Go through the listing and return every line with "them" in it.

━━━━━━━━

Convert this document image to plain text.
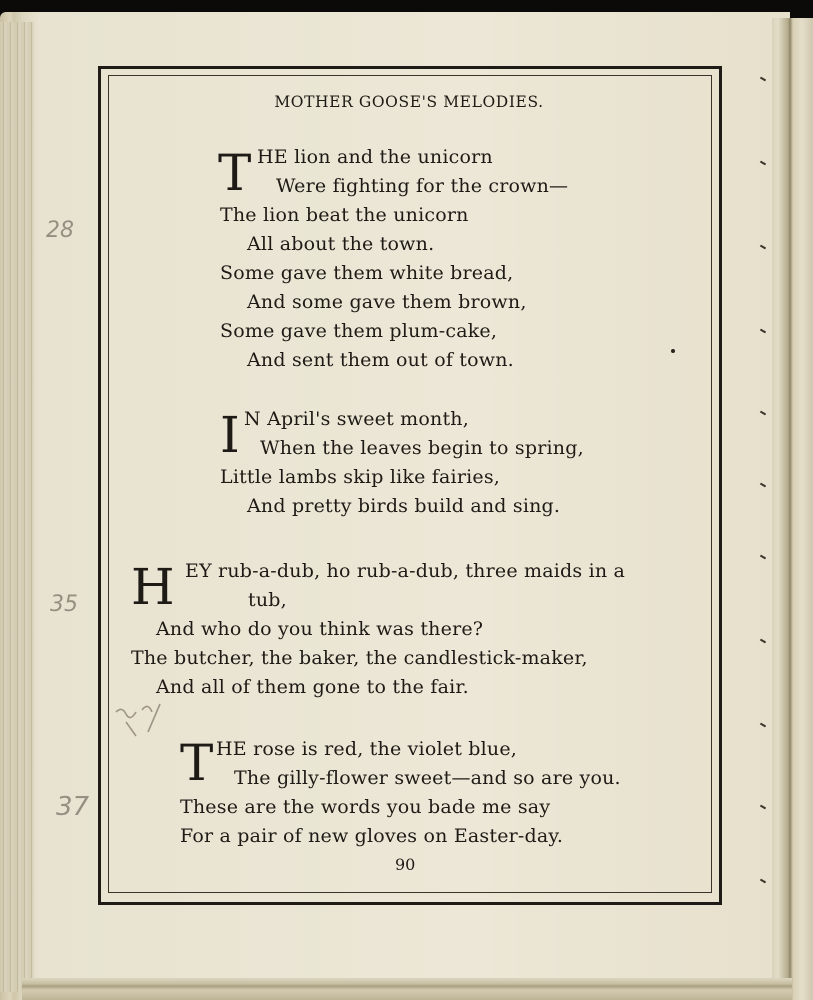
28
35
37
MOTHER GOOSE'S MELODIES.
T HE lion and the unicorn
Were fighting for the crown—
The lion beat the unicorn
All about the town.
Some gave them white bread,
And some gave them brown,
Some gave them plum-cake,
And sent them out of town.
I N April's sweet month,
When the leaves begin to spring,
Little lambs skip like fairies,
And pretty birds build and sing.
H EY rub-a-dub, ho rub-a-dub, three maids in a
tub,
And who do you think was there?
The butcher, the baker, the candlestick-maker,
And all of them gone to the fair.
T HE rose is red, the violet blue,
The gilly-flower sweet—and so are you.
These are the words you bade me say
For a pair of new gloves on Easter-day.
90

━━━━━━━━

-- Answer below --
Some gave them white bread,
And some gave them brown,
Some gave them plum-cake,
And sent them out of town.
And all of them gone to the fair.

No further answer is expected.